Data for this task:

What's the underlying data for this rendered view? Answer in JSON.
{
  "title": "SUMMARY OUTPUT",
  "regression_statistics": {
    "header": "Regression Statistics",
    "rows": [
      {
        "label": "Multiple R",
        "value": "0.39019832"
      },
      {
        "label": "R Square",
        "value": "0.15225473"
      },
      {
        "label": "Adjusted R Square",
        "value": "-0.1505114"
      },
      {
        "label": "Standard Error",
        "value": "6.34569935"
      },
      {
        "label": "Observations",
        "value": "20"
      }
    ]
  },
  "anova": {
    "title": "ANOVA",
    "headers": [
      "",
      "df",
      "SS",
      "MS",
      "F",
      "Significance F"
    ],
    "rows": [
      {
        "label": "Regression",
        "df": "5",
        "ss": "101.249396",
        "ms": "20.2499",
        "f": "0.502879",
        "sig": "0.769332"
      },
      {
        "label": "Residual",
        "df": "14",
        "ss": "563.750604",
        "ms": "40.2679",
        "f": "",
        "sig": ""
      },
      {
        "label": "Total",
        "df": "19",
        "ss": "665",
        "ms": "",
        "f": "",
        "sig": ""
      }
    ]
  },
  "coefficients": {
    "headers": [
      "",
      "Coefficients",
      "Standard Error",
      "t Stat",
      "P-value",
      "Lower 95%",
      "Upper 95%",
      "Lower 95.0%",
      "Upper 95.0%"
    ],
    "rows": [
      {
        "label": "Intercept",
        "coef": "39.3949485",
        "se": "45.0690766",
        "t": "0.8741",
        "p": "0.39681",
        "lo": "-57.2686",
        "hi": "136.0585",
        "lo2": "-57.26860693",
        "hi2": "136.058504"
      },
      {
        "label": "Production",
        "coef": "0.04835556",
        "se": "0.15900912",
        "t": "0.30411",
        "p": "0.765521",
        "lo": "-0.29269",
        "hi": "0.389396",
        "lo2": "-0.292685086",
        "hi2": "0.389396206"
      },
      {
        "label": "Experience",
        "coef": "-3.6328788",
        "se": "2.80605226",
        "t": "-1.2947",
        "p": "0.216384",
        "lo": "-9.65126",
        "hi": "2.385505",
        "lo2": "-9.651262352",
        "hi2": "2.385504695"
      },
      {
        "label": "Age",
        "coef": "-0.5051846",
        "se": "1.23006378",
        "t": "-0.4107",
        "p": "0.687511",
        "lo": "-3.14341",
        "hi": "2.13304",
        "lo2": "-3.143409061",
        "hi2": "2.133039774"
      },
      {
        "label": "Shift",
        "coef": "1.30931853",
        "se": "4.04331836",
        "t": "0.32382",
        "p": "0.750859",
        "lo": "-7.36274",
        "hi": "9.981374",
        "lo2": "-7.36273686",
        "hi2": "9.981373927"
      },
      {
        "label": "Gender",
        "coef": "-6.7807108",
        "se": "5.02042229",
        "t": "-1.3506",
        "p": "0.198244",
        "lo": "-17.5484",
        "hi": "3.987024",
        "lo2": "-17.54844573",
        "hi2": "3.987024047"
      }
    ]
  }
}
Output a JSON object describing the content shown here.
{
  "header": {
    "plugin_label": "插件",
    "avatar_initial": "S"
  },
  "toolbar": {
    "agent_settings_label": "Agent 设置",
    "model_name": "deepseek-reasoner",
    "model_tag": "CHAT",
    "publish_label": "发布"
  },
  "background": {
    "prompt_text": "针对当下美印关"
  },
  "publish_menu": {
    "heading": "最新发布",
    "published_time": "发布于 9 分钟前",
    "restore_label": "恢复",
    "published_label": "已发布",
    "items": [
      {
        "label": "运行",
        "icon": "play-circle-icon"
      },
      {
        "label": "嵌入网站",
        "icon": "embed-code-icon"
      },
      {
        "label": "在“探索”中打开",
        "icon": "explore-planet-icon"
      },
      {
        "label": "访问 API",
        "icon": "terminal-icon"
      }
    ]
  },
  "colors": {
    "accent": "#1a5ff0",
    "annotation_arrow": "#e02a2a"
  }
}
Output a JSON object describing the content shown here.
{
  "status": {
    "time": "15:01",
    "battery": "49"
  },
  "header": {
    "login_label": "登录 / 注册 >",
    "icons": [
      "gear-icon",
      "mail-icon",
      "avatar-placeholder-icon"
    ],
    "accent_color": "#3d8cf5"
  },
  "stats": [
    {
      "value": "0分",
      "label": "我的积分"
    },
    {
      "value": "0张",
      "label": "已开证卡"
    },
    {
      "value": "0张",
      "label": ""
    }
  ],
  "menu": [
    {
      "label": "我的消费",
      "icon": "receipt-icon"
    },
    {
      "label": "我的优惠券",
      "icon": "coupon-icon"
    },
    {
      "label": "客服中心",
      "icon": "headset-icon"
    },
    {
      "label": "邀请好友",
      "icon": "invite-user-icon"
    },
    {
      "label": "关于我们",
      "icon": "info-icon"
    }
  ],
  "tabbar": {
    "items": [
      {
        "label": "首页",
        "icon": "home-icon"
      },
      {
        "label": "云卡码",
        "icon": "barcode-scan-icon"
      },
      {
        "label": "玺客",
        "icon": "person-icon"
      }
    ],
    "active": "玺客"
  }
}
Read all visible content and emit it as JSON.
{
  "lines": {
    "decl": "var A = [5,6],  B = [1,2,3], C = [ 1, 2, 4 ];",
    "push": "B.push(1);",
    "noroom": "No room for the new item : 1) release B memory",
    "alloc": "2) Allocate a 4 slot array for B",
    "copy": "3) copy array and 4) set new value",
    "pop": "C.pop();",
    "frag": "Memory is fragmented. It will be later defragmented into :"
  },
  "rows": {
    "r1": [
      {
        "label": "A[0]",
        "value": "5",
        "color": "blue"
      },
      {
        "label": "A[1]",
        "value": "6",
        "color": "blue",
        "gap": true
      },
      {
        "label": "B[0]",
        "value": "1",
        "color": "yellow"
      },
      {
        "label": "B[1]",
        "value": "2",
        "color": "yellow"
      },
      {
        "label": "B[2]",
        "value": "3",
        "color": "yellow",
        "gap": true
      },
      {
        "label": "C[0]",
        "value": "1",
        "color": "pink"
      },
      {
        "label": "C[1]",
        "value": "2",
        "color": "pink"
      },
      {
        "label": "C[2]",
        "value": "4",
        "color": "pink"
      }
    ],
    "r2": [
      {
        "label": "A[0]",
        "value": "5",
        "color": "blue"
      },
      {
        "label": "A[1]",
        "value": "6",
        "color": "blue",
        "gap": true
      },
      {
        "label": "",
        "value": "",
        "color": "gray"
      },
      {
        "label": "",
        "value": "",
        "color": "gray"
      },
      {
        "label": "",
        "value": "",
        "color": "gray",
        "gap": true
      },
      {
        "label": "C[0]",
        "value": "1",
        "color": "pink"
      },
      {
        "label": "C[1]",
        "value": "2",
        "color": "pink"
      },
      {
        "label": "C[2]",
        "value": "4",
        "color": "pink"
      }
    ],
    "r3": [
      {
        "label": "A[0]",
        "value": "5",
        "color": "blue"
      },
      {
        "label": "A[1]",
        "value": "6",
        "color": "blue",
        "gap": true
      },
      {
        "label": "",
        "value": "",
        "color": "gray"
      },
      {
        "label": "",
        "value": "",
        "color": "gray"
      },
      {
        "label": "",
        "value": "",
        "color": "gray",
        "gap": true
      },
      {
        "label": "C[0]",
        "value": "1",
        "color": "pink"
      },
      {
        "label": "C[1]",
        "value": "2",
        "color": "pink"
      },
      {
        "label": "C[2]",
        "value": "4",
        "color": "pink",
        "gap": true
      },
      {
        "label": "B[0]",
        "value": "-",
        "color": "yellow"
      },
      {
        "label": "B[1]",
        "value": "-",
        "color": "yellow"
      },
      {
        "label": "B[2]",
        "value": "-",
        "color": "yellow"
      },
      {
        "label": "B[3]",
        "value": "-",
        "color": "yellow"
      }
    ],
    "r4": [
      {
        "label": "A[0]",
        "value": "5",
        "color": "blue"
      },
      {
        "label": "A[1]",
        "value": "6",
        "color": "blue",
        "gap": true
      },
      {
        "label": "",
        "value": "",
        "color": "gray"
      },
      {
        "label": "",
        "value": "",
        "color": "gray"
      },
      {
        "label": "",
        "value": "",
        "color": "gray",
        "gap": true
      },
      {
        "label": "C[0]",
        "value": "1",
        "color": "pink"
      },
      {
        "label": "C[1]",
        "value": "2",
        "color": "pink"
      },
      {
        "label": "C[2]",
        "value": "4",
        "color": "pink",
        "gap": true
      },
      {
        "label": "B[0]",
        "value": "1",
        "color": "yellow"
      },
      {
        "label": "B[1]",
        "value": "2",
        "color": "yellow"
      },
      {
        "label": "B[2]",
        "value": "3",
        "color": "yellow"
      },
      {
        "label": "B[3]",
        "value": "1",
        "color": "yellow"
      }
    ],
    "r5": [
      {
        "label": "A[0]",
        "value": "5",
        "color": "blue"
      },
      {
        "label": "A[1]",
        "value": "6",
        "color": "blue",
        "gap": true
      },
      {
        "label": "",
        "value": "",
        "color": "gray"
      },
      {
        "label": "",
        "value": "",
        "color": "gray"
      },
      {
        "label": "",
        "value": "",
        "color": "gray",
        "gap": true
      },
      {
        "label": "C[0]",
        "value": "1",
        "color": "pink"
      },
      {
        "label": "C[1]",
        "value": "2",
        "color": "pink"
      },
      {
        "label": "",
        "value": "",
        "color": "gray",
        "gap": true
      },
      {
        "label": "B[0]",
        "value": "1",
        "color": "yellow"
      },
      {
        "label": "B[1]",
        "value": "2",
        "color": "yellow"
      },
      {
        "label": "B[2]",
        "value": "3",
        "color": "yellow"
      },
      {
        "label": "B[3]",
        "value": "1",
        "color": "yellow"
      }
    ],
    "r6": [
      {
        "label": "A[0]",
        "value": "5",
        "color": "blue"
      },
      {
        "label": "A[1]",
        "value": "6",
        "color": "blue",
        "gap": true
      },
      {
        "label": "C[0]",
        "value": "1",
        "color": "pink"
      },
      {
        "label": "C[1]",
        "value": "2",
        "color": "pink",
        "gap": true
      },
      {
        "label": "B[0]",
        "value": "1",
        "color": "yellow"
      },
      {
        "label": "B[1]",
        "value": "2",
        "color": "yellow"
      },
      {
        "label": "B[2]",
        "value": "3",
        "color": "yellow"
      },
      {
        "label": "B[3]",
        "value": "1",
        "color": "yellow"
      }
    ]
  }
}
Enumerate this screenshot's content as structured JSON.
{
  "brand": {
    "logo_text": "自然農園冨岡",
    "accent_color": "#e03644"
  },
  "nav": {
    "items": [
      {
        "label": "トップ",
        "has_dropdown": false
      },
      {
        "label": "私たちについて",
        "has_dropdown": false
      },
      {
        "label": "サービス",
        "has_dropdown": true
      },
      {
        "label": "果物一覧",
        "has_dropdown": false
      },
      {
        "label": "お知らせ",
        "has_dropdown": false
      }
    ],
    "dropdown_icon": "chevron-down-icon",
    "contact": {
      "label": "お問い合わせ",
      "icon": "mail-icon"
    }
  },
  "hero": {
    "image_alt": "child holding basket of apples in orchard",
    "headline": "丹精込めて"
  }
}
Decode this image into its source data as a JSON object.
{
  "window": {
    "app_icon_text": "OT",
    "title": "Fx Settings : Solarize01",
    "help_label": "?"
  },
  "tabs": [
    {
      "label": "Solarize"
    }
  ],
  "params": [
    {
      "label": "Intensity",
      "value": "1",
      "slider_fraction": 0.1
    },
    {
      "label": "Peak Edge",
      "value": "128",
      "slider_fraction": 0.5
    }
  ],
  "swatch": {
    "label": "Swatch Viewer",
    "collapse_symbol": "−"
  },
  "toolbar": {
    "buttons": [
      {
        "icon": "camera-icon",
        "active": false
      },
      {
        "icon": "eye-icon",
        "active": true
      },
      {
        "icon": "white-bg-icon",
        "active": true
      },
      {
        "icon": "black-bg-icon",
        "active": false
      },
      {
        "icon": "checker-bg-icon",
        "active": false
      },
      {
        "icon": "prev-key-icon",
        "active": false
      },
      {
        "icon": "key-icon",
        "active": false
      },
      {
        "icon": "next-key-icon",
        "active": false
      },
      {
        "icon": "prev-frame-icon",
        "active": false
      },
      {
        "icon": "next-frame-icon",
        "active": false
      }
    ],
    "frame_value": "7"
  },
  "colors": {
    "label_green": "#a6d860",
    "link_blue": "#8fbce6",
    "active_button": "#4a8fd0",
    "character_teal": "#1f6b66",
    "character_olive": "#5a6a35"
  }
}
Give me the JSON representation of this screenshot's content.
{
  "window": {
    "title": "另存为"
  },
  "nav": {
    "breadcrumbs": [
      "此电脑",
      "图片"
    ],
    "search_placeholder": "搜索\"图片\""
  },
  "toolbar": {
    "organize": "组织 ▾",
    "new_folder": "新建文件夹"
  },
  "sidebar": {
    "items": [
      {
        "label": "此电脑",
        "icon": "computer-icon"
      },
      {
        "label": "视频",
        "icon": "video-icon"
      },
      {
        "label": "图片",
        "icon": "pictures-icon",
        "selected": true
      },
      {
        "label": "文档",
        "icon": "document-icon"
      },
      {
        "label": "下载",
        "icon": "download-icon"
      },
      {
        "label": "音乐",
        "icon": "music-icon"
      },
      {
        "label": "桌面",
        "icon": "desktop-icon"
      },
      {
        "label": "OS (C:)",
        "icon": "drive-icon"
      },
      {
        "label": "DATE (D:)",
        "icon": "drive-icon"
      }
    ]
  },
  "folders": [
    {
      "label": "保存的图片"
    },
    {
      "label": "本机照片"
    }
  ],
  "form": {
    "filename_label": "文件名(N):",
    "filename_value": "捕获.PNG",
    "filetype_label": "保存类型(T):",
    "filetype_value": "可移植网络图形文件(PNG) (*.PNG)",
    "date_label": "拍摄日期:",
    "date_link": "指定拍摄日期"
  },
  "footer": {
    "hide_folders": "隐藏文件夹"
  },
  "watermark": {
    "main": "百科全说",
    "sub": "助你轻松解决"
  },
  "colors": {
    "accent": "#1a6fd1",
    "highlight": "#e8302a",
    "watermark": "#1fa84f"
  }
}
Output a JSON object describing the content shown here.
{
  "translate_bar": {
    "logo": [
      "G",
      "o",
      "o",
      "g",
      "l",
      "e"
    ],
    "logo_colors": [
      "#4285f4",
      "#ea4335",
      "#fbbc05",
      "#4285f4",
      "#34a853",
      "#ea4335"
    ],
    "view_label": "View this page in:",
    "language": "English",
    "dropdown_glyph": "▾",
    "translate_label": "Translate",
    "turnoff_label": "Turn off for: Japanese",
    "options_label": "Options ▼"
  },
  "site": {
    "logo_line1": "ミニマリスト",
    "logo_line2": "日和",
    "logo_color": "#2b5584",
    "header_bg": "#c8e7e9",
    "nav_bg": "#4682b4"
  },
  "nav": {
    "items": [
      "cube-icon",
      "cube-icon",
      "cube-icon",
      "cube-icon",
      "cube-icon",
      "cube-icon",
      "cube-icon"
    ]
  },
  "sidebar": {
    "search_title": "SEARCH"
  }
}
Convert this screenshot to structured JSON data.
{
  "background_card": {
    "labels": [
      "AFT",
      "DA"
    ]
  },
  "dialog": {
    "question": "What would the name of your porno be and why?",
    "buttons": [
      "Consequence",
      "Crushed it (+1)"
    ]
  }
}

Work to do: Copy each line of the data above that holds "into".

Final answer:
    "frag": "Memory is fragmented. It will be later defragmented into :"
Decode this image into its source data as a JSON object.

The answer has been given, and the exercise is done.